Listing:

★ ★ ★ ★

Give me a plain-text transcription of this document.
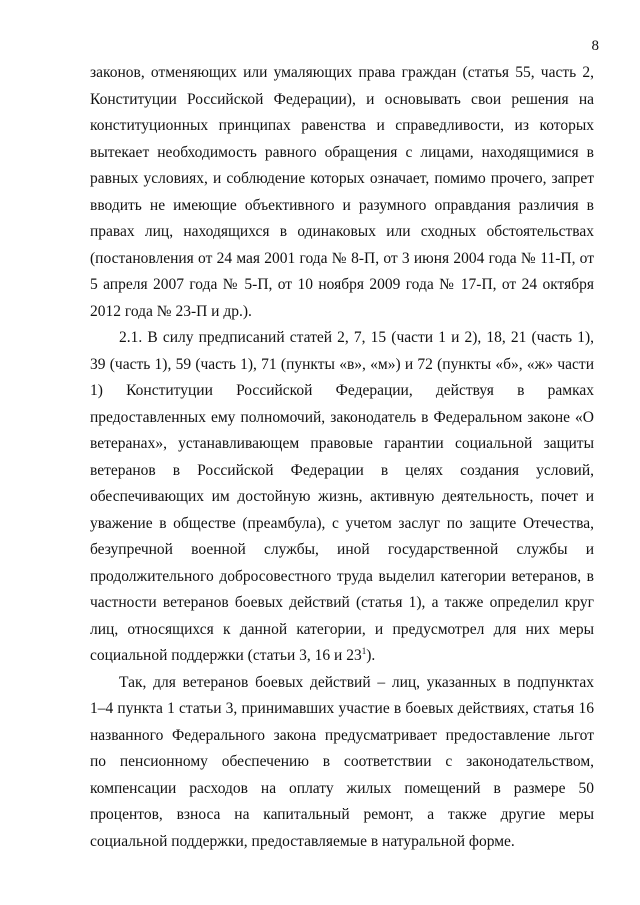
8
законов, отменяющих или умаляющих права граждан (статья 55, часть 2,
Конституции Российской Федерации), и основывать свои решения на
конституционных принципах равенства и справедливости, из которых
вытекает необходимость равного обращения с лицами, находящимися в
равных условиях, и соблюдение которых означает, помимо прочего, запрет
вводить не имеющие объективного и разумного оправдания различия в
правах лиц, находящихся в одинаковых или сходных обстоятельствах
(постановления от 24 мая 2001 года № 8-П, от 3 июня 2004 года № 11-П, от
5 апреля 2007 года № 5-П, от 10 ноября 2009 года № 17-П, от 24 октября
2012 года № 23-П и др.).
2.1. В силу предписаний статей 2, 7, 15 (части 1 и 2), 18, 21 (часть 1),
39 (часть 1), 59 (часть 1), 71 (пункты «в», «м») и 72 (пункты «б», «ж» части
1) Конституции Российской Федерации, действуя в рамках
предоставленных ему полномочий, законодатель в Федеральном законе «О
ветеранах», устанавливающем правовые гарантии социальной защиты
ветеранов в Российской Федерации в целях создания условий,
обеспечивающих им достойную жизнь, активную деятельность, почет и
уважение в обществе (преамбула), с учетом заслуг по защите Отечества,
безупречной военной службы, иной государственной службы и
продолжительного добросовестного труда выделил категории ветеранов, в
частности ветеранов боевых действий (статья 1), а также определил круг
лиц, относящихся к данной категории, и предусмотрел для них меры
социальной поддержки (статьи 3, 16 и $23^1$).
Так, для ветеранов боевых действий – лиц, указанных в подпунктах
1–4 пункта 1 статьи 3, принимавших участие в боевых действиях, статья 16
названного Федерального закона предусматривает предоставление льгот
по пенсионному обеспечению в соответствии с законодательством,
компенсации расходов на оплату жилых помещений в размере 50
процентов, взноса на капитальный ремонт, а также другие меры
социальной поддержки, предоставляемые в натуральной форме.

★ ★ ★ ★

Work instructions:
Every line that holds the string "также" should be returned.

Task output:
частности ветеранов боевых действий (статья 1), а также определил круг
процентов, взноса на капитальный ремонт, а также другие меры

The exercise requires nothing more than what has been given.